Output the material beneath exactly, leaving nothing out.

[Items from a data source]
--
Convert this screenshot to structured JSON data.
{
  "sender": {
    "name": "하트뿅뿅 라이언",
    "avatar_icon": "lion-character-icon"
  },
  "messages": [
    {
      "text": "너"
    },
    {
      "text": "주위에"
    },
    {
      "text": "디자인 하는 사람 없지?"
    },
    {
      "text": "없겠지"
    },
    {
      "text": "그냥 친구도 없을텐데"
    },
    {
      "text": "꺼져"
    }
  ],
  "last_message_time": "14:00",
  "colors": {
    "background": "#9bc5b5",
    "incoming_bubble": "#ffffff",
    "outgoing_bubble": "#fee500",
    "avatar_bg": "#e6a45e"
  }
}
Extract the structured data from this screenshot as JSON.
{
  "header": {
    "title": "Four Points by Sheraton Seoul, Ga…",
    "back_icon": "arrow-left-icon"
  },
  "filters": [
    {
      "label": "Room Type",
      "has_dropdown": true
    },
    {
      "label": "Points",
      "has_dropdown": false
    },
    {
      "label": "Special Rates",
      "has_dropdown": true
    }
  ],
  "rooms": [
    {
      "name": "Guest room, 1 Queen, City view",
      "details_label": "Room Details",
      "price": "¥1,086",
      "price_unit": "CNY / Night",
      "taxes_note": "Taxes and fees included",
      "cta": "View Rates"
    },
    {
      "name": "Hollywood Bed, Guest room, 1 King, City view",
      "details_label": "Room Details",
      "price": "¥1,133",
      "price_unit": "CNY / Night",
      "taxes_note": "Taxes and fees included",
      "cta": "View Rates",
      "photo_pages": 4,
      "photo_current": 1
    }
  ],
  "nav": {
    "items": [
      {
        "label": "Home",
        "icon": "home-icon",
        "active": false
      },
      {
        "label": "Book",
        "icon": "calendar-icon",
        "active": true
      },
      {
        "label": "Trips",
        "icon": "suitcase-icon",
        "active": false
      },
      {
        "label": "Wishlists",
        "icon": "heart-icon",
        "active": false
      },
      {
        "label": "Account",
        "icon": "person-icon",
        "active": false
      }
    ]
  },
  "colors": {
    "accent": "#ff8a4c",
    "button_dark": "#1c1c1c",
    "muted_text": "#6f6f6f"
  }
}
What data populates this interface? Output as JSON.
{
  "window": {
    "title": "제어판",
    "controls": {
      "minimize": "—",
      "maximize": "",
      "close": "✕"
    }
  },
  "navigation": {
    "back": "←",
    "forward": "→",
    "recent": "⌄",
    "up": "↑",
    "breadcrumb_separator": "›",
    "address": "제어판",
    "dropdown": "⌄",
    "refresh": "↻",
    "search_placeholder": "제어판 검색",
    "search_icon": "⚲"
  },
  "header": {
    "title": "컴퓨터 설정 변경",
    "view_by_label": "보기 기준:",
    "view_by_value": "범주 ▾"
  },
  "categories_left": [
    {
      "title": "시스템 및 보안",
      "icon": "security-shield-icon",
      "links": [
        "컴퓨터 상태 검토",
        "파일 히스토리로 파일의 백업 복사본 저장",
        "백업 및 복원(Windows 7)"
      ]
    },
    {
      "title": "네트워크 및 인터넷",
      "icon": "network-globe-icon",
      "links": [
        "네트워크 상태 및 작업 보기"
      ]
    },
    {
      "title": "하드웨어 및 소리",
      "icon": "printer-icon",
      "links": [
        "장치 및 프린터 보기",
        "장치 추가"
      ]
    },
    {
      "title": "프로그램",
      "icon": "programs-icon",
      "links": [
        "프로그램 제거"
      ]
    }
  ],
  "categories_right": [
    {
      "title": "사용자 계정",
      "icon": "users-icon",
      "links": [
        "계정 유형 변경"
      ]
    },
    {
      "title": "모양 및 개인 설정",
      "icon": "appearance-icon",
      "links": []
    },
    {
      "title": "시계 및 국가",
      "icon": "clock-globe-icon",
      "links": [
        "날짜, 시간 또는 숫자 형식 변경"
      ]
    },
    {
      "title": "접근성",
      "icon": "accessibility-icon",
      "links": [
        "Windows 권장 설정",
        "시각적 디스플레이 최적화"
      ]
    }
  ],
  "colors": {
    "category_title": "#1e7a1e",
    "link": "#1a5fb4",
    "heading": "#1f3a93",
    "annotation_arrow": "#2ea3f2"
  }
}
--
Exercise output |
Convert this screenshot to structured JSON data.
{
  "sender": {
    "name": "하트뿅뿅 라이언",
    "avatar_icon": "lion-character-icon"
  },
  "messages": [
    {
      "text": "너"
    },
    {
      "text": "주위에"
    },
    {
      "text": "디자인 하는 사람 없지?"
    },
    {
      "text": "없겠지"
    },
    {
      "text": "그냥 친구도 없을텐데"
    },
    {
      "text": "꺼져"
    }
  ],
  "last_message_time": "14:00",
  "colors": {
    "background": "#9bc5b5",
    "incoming_bubble": "#ffffff",
    "outgoing_bubble": "#fee500",
    "avatar_bg": "#e6a45e"
  }
}
Extract the structured data from this screenshot as JSON.
{
  "header": {
    "title": "Four Points by Sheraton Seoul, Ga…",
    "back_icon": "arrow-left-icon"
  },
  "filters": [
    {
      "label": "Room Type",
      "has_dropdown": true
    },
    {
      "label": "Points",
      "has_dropdown": false
    },
    {
      "label": "Special Rates",
      "has_dropdown": true
    }
  ],
  "rooms": [
    {
      "name": "Guest room, 1 Queen, City view",
      "details_label": "Room Details",
      "price": "¥1,086",
      "price_unit": "CNY / Night",
      "taxes_note": "Taxes and fees included",
      "cta": "View Rates"
    },
    {
      "name": "Hollywood Bed, Guest room, 1 King, City view",
      "details_label": "Room Details",
      "price": "¥1,133",
      "price_unit": "CNY / Night",
      "taxes_note": "Taxes and fees included",
      "cta": "View Rates",
      "photo_pages": 4,
      "photo_current": 1
    }
  ],
  "nav": {
    "items": [
      {
        "label": "Home",
        "icon": "home-icon",
        "active": false
      },
      {
        "label": "Book",
        "icon": "calendar-icon",
        "active": true
      },
      {
        "label": "Trips",
        "icon": "suitcase-icon",
        "active": false
      },
      {
        "label": "Wishlists",
        "icon": "heart-icon",
        "active": false
      },
      {
        "label": "Account",
        "icon": "person-icon",
        "active": false
      }
    ]
  },
  "colors": {
    "accent": "#ff8a4c",
    "button_dark": "#1c1c1c",
    "muted_text": "#6f6f6f"
  }
}
What data populates this interface? Output as JSON.
{
  "window": {
    "title": "제어판",
    "controls": {
      "minimize": "—",
      "maximize": "",
      "close": "✕"
    }
  },
  "navigation": {
    "back": "←",
    "forward": "→",
    "recent": "⌄",
    "up": "↑",
    "breadcrumb_separator": "›",
    "address": "제어판",
    "dropdown": "⌄",
    "refresh": "↻",
    "search_placeholder": "제어판 검색",
    "search_icon": "⚲"
  },
  "header": {
    "title": "컴퓨터 설정 변경",
    "view_by_label": "보기 기준:",
    "view_by_value": "범주 ▾"
  },
  "categories_left": [
    {
      "title": "시스템 및 보안",
      "icon": "security-shield-icon",
      "links": [
        "컴퓨터 상태 검토",
        "파일 히스토리로 파일의 백업 복사본 저장",
        "백업 및 복원(Windows 7)"
      ]
    },
    {
      "title": "네트워크 및 인터넷",
      "icon": "network-globe-icon",
      "links": [
        "네트워크 상태 및 작업 보기"
      ]
    },
    {
      "title": "하드웨어 및 소리",
      "icon": "printer-icon",
      "links": [
        "장치 및 프린터 보기",
        "장치 추가"
      ]
    },
    {
      "title": "프로그램",
      "icon": "programs-icon",
      "links": [
        "프로그램 제거"
      ]
    }
  ],
  "categories_right": [
    {
      "title": "사용자 계정",
      "icon": "users-icon",
      "links": [
        "계정 유형 변경"
      ]
    },
    {
      "title": "모양 및 개인 설정",
      "icon": "appearance-icon",
      "links": []
    },
    {
      "title": "시계 및 국가",
      "icon": "clock-globe-icon",
      "links": [
        "날짜, 시간 또는 숫자 형식 변경"
      ]
    },
    {
      "title": "접근성",
      "icon": "accessibility-icon",
      "links": [
        "Windows 권장 설정",
        "시각적 디스플레이 최적화"
      ]
    }
  ],
  "colors": {
    "category_title": "#1e7a1e",
    "link": "#1a5fb4",
    "heading": "#1f3a93",
    "annotation_arrow": "#2ea3f2"
  }
}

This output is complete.